**Records supplied:**

## Start

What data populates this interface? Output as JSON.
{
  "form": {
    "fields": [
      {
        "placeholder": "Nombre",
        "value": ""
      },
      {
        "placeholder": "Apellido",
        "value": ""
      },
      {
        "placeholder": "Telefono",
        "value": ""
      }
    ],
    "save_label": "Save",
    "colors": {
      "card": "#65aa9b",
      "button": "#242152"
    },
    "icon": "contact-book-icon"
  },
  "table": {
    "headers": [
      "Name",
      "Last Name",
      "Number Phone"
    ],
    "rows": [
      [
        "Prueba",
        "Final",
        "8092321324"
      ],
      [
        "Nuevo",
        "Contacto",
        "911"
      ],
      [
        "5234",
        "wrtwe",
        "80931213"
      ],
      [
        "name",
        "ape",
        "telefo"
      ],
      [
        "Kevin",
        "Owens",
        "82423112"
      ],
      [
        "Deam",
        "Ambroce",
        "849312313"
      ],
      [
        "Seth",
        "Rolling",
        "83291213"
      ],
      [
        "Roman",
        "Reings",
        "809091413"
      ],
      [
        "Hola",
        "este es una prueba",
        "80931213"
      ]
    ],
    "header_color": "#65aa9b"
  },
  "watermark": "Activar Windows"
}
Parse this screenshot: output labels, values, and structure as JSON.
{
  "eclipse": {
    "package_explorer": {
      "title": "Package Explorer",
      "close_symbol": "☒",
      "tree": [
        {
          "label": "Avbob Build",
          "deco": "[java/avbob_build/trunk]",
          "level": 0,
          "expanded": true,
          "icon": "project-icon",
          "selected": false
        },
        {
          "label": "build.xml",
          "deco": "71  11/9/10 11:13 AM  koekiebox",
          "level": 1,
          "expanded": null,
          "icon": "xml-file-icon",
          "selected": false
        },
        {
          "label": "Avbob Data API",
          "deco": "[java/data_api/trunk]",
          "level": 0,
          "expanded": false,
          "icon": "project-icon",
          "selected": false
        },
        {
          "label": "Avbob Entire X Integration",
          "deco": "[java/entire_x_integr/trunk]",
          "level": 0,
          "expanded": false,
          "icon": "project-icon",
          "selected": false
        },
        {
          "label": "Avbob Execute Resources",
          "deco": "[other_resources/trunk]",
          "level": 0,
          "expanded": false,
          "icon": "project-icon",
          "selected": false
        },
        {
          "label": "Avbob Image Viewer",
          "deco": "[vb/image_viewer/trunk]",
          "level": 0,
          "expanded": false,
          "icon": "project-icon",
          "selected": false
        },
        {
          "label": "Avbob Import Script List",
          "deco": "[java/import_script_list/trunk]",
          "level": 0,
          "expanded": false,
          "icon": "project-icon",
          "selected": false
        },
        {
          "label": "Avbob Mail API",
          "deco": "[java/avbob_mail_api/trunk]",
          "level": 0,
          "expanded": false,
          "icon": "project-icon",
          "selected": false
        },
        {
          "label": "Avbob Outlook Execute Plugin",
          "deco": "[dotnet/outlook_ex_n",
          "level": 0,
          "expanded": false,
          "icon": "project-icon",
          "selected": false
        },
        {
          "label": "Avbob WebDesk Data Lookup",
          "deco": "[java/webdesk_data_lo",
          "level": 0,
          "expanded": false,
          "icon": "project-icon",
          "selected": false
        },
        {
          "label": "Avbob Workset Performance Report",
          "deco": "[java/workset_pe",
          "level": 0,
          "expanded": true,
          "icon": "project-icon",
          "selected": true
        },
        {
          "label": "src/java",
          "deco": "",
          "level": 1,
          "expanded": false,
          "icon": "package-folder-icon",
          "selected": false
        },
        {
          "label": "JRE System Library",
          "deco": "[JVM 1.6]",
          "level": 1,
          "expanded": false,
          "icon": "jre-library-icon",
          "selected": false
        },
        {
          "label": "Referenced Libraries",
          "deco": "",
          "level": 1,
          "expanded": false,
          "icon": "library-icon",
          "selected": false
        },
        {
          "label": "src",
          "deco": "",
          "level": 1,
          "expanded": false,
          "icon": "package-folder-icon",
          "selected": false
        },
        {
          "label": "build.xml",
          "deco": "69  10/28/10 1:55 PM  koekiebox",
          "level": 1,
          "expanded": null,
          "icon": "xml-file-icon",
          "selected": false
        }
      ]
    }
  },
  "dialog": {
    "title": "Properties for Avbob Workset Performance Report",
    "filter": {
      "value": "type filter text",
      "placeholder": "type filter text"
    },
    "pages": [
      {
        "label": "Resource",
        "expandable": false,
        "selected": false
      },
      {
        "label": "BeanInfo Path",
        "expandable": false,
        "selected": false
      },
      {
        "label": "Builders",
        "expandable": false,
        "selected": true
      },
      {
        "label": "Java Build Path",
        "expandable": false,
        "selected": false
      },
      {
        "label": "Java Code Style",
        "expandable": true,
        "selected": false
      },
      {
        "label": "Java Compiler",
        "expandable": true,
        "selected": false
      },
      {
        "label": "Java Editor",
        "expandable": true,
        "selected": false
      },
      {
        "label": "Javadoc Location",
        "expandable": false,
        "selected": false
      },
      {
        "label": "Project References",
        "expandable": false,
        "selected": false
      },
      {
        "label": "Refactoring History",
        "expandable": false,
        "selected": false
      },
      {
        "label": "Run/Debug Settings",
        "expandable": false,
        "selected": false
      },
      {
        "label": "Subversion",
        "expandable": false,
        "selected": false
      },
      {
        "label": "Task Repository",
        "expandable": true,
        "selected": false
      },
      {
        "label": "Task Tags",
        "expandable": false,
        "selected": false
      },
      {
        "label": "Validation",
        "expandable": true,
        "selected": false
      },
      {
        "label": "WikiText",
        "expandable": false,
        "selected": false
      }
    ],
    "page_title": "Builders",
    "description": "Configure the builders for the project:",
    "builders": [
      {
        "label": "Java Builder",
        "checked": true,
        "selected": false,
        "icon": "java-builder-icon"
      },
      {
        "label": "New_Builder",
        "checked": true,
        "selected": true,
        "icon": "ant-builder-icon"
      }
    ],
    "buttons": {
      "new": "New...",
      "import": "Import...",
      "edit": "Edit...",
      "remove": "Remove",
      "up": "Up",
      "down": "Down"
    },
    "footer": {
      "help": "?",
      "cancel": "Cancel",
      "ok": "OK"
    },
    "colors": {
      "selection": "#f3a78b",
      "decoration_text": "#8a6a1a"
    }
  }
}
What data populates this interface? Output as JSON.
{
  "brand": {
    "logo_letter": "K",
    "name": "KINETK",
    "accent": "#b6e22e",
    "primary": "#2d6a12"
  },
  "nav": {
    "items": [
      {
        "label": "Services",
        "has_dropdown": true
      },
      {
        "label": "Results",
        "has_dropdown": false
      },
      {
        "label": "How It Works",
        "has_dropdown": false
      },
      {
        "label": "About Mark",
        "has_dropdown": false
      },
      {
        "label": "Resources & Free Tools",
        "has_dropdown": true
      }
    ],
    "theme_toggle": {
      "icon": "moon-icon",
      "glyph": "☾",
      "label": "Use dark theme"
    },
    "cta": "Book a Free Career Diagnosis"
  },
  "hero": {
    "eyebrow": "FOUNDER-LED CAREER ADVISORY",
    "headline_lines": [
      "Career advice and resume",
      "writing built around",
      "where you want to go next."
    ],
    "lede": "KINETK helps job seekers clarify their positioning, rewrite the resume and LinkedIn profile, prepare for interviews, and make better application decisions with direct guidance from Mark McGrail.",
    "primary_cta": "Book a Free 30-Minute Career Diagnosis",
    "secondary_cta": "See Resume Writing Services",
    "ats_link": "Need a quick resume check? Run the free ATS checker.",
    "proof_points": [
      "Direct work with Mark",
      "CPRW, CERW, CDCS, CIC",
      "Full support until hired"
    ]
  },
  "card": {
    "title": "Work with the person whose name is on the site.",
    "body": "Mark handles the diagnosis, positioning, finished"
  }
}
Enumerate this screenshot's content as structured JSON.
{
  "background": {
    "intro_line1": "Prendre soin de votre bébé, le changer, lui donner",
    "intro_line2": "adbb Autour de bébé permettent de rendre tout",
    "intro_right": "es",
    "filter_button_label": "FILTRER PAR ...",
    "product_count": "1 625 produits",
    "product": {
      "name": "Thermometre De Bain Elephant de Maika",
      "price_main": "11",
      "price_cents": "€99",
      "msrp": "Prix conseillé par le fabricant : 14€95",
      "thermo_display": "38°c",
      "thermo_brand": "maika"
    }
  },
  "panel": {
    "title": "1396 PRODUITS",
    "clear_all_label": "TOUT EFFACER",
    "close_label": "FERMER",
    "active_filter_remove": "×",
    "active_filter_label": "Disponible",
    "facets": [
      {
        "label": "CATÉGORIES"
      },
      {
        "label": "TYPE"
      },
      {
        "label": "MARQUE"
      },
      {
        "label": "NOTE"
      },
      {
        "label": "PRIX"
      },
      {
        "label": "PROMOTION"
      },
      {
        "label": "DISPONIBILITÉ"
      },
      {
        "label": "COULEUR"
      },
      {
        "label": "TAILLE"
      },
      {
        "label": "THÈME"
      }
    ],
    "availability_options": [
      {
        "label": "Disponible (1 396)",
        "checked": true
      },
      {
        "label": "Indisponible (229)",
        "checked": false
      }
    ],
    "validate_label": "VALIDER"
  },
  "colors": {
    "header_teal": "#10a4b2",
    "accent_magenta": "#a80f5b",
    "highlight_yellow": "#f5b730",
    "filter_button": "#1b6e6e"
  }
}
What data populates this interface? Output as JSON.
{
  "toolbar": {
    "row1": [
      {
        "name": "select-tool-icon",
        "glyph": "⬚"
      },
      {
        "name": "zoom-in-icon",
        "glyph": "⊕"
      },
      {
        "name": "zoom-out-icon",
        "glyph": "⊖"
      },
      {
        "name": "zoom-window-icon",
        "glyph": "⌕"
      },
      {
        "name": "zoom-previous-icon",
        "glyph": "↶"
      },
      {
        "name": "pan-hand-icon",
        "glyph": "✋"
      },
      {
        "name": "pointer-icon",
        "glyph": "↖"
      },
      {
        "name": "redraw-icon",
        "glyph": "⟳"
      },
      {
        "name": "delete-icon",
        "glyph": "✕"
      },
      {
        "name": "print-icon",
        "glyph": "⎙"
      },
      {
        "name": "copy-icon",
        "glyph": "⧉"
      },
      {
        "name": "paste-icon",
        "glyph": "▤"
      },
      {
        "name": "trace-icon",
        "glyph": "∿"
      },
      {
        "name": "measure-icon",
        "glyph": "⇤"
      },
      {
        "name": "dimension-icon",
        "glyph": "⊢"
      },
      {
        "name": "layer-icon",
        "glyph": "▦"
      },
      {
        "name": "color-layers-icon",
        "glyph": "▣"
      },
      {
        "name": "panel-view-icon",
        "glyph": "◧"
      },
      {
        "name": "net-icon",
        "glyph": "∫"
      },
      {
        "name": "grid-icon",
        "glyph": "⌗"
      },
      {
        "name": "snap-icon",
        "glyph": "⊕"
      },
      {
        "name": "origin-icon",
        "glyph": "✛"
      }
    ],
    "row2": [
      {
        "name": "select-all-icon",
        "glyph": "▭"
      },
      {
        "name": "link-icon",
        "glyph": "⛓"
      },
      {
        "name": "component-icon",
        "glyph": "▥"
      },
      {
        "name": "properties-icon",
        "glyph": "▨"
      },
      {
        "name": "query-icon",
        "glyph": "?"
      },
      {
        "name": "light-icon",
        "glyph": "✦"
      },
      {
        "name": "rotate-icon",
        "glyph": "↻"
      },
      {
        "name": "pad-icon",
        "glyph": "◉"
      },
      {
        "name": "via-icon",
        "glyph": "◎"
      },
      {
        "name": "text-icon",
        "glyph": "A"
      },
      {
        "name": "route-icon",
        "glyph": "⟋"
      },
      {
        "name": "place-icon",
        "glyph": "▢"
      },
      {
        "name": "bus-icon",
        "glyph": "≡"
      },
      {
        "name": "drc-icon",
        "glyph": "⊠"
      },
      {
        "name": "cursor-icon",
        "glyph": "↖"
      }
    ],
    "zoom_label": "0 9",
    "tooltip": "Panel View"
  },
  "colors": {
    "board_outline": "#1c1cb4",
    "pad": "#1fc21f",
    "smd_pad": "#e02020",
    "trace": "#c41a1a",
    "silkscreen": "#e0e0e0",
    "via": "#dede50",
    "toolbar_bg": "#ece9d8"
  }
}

## End

**To be done:**
Every line above that contains the word "screenshot" should be reported.

**Written reply:**
Parse this screenshot: output labels, values, and structure as JSON.
Enumerate this screenshot's content as structured JSON.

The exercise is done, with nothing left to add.